» **Do this**: Show every line in the entries below where the word "title" appears.

» **Provided data**:
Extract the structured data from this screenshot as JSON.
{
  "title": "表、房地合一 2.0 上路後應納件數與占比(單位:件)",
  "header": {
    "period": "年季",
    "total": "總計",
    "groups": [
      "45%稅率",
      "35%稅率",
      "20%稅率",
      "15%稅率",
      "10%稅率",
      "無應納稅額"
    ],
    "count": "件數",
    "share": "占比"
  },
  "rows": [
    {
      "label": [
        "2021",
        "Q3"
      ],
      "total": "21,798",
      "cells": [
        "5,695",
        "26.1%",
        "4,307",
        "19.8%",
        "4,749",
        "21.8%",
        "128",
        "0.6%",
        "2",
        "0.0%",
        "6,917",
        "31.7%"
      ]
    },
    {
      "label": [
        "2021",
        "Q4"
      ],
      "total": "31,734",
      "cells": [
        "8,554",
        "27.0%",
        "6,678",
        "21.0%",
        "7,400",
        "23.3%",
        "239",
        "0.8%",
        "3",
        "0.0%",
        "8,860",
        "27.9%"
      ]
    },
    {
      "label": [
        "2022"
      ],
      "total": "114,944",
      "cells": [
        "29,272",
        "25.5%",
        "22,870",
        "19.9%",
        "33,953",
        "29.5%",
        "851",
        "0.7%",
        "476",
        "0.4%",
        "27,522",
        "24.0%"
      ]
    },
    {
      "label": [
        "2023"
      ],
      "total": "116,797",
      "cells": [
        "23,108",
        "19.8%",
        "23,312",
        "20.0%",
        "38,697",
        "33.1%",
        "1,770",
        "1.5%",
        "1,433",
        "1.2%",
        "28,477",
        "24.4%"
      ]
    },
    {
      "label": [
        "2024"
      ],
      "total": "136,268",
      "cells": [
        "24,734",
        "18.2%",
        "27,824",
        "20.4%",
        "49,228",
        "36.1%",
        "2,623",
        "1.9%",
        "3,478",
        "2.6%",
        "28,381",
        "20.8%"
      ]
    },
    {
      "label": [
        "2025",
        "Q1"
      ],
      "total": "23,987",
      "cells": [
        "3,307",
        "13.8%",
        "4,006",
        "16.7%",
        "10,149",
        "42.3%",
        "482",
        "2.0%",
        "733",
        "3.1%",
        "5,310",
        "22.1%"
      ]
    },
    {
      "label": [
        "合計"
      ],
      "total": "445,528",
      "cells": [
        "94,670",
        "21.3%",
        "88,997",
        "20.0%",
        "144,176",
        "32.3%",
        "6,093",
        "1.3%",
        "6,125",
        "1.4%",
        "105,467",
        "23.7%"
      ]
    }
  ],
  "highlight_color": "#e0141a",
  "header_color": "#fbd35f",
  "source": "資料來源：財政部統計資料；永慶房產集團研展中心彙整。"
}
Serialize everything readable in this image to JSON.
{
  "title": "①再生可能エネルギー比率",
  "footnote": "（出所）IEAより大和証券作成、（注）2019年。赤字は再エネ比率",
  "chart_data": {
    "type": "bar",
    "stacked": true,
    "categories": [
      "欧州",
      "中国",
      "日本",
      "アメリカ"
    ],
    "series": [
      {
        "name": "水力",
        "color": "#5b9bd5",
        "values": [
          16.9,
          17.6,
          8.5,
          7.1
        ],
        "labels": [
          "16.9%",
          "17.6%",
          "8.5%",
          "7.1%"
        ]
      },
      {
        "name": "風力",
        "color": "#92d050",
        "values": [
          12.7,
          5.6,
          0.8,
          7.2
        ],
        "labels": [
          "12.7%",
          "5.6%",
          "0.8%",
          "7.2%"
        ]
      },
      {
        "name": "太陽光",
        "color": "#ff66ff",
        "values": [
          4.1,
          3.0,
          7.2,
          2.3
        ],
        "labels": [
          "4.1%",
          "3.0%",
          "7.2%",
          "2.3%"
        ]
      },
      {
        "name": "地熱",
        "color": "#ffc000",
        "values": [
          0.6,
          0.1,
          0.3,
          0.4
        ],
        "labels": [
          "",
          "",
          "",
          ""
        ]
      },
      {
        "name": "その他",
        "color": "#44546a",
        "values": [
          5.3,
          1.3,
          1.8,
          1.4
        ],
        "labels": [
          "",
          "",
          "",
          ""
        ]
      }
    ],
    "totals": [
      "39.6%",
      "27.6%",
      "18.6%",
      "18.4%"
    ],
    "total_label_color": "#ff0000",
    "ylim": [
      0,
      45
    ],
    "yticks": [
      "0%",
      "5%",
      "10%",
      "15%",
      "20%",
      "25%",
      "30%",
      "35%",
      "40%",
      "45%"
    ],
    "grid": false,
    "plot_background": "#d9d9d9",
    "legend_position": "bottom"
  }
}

» **Correct response**:
  "title": "表、房地合一 2.0 上路後應納件數與占比(單位:件)",
  "title": "①再生可能エネルギー比率",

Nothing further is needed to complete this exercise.